Инструкция к заданию
Верните без изменений строки записей от самого начала до строки, содержащей «tot-docs-label: Tot Docs: <box>13», включая обе границы.

Записи об областях макета
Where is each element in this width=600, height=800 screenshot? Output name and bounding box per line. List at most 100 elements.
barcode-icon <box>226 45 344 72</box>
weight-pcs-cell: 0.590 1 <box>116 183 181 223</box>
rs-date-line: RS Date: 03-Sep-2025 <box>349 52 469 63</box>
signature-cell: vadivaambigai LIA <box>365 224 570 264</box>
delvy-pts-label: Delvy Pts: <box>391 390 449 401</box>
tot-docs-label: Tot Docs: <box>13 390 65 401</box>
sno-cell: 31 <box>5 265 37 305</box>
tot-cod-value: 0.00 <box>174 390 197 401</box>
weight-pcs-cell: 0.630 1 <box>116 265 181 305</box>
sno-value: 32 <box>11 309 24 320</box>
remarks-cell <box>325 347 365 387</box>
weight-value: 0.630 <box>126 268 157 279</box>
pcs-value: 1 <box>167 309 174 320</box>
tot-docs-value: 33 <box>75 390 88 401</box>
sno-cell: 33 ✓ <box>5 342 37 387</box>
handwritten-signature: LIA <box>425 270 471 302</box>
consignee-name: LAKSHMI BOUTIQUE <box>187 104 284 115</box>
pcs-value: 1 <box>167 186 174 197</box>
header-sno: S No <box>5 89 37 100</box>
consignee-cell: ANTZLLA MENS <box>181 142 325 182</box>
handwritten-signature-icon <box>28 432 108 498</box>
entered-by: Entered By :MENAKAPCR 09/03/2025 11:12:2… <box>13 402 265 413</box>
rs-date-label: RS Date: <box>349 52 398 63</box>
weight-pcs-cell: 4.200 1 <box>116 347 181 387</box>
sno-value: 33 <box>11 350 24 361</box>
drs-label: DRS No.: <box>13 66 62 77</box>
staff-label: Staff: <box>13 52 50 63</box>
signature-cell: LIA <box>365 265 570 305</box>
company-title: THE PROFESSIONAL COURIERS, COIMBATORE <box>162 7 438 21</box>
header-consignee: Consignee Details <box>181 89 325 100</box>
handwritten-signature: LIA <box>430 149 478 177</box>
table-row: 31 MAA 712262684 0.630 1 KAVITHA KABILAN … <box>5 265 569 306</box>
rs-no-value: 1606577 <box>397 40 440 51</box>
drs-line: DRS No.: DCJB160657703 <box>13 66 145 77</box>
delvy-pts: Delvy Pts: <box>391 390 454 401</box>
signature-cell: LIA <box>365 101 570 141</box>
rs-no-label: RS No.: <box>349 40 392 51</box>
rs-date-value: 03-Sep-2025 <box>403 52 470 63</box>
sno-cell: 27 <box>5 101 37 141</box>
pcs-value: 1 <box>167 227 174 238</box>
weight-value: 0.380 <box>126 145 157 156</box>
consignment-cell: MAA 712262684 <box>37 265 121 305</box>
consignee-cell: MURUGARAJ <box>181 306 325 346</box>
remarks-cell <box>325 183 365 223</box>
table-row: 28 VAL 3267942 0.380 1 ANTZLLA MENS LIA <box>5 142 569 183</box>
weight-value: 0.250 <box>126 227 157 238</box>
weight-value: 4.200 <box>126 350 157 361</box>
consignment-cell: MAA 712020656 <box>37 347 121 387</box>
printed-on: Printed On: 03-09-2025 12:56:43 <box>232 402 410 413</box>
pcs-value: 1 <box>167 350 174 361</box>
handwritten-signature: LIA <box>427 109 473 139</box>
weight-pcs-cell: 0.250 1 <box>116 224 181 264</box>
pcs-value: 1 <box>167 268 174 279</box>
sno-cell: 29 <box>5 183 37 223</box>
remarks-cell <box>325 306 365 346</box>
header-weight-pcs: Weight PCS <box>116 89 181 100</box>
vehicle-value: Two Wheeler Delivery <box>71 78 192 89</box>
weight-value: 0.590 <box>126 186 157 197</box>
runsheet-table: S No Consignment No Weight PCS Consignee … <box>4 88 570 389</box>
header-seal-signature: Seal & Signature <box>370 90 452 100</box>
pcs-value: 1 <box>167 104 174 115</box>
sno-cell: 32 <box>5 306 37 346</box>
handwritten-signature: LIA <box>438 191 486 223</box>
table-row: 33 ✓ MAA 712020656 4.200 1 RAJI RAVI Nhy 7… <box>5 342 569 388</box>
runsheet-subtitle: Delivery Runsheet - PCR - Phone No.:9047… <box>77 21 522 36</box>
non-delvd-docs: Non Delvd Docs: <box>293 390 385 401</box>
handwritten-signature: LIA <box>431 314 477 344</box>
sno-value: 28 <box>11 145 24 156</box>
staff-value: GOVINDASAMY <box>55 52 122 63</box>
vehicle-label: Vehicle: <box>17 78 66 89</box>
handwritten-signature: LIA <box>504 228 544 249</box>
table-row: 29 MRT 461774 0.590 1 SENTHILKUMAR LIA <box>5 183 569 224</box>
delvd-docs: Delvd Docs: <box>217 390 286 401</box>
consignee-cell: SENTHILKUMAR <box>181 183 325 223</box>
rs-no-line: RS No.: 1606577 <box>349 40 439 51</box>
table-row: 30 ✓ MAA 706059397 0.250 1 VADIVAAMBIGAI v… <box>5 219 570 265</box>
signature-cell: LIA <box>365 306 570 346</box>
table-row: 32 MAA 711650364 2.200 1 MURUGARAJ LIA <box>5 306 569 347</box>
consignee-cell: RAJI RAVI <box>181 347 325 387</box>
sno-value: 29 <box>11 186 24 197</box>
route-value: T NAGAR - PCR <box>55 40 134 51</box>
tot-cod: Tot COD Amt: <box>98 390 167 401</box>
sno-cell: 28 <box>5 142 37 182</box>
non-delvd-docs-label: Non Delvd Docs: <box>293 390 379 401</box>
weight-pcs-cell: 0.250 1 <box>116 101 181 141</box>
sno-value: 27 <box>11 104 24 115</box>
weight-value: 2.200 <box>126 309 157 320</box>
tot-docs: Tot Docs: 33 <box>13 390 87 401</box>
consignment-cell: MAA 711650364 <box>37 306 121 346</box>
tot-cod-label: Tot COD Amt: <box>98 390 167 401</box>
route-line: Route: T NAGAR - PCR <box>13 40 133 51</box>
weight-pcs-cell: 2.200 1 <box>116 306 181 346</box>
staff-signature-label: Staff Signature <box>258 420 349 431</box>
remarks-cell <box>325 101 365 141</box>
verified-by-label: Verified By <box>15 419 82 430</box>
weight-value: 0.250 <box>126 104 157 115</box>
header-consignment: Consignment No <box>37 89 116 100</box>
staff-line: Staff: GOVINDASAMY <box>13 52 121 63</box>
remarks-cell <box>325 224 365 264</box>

Итоговый результат
Where is each element in this width=600, height=800 screenshot? Output name and bounding box per line. List at most 100 elements.
barcode-icon <box>226 45 344 72</box>
weight-pcs-cell: 0.590 1 <box>116 183 181 223</box>
rs-date-line: RS Date: 03-Sep-2025 <box>349 52 469 63</box>
signature-cell: vadivaambigai LIA <box>365 224 570 264</box>
delvy-pts-label: Delvy Pts: <box>391 390 449 401</box>
tot-docs-label: Tot Docs: <box>13 390 65 401</box>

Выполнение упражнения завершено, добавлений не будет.